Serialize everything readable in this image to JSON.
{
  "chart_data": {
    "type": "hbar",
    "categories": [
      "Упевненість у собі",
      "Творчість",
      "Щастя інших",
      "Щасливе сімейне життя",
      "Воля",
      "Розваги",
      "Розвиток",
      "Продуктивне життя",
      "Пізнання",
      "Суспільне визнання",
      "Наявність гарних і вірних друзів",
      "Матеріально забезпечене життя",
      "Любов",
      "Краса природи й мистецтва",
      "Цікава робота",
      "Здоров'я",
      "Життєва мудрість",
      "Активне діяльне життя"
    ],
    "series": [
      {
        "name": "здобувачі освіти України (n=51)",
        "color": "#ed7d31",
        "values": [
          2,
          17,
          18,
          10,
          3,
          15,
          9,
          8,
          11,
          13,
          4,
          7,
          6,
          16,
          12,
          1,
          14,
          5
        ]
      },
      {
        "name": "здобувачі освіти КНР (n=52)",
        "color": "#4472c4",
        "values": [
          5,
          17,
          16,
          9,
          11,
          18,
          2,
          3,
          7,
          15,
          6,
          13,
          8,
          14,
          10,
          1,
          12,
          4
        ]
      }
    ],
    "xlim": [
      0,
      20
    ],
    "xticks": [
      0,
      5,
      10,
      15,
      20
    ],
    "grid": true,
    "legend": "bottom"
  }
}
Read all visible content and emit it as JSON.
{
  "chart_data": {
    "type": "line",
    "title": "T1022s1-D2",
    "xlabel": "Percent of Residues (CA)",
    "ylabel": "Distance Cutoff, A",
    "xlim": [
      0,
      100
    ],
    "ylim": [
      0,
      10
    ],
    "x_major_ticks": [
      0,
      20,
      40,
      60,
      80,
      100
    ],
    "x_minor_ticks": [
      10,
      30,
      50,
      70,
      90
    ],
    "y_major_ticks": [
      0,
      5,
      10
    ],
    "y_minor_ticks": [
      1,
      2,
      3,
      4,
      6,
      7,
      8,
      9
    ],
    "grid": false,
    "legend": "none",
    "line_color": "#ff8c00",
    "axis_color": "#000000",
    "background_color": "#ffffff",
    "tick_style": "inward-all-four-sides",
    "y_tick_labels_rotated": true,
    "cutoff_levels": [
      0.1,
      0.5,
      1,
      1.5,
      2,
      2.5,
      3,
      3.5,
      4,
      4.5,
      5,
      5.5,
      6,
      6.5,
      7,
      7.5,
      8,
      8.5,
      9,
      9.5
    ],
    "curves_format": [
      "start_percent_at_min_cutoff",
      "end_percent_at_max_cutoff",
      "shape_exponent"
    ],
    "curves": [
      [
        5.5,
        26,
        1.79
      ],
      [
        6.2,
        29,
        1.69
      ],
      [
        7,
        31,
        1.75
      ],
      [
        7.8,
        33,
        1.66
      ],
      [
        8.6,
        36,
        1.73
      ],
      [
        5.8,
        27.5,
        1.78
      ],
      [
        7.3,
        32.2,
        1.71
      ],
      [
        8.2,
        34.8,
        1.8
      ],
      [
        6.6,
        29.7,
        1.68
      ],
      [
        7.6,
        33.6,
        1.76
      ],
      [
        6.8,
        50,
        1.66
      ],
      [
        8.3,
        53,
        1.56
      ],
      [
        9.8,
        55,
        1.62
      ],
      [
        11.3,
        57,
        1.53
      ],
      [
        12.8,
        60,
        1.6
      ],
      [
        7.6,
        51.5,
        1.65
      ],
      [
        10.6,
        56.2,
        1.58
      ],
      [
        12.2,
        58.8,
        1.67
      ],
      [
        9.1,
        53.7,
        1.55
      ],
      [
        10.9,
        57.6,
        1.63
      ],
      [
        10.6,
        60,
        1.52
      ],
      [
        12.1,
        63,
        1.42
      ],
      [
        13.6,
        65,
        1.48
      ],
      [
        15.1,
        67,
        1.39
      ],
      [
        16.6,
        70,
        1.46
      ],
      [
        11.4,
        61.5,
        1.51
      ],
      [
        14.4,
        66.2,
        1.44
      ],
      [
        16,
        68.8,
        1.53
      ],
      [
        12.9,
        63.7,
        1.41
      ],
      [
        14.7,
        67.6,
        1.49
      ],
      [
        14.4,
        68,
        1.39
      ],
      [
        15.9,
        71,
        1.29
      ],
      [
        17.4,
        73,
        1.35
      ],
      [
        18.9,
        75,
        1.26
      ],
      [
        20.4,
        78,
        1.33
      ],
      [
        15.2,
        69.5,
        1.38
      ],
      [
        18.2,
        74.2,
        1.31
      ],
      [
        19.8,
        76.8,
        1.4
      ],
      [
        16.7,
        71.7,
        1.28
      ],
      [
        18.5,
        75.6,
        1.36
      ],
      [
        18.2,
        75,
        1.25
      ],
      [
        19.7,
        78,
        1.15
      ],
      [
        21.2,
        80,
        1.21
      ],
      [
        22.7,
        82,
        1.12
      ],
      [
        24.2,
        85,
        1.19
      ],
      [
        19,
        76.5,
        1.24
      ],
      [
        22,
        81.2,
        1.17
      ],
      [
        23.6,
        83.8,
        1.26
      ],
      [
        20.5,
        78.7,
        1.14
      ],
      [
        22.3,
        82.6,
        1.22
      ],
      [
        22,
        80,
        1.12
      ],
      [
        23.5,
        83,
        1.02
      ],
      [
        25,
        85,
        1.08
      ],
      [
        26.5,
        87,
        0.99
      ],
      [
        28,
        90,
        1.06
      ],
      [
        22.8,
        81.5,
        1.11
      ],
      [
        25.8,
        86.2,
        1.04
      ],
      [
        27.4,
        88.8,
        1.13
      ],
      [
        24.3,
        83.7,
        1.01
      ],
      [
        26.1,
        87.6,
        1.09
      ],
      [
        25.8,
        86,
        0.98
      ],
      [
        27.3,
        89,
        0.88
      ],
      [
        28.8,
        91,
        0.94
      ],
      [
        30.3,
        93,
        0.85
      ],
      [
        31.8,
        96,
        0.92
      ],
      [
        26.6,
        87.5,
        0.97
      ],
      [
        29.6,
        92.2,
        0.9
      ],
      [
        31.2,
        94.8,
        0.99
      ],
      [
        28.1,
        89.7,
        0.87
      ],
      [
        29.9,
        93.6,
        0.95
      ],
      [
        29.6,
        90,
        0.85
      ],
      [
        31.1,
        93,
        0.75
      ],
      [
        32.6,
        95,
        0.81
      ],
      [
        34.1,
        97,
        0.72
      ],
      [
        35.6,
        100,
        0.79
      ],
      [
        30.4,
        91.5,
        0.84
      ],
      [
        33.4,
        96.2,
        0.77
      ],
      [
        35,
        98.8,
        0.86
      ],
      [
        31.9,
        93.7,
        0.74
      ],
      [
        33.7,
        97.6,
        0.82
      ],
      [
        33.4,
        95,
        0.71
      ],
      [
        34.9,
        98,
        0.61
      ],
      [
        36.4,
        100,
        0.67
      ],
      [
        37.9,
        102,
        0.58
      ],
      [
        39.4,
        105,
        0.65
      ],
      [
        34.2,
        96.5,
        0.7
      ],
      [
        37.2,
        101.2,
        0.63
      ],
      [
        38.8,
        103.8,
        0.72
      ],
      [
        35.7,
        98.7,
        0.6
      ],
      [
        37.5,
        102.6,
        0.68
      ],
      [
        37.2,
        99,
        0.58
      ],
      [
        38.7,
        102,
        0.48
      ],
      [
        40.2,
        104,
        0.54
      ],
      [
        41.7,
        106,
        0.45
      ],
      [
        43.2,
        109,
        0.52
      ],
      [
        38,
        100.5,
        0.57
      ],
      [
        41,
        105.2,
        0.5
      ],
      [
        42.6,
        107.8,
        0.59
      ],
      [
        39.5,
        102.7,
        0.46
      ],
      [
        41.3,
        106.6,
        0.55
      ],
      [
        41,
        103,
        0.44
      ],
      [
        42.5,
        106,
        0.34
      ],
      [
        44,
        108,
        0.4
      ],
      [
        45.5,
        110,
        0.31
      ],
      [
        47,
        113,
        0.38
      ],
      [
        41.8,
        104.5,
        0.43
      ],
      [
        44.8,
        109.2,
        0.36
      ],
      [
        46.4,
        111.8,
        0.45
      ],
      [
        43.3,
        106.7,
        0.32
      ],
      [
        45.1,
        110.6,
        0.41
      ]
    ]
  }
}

- Goal
In the entries above, find lines with "true" and copy each.

- Right answer
    "grid": true,
    "y_tick_labels_rotated": true,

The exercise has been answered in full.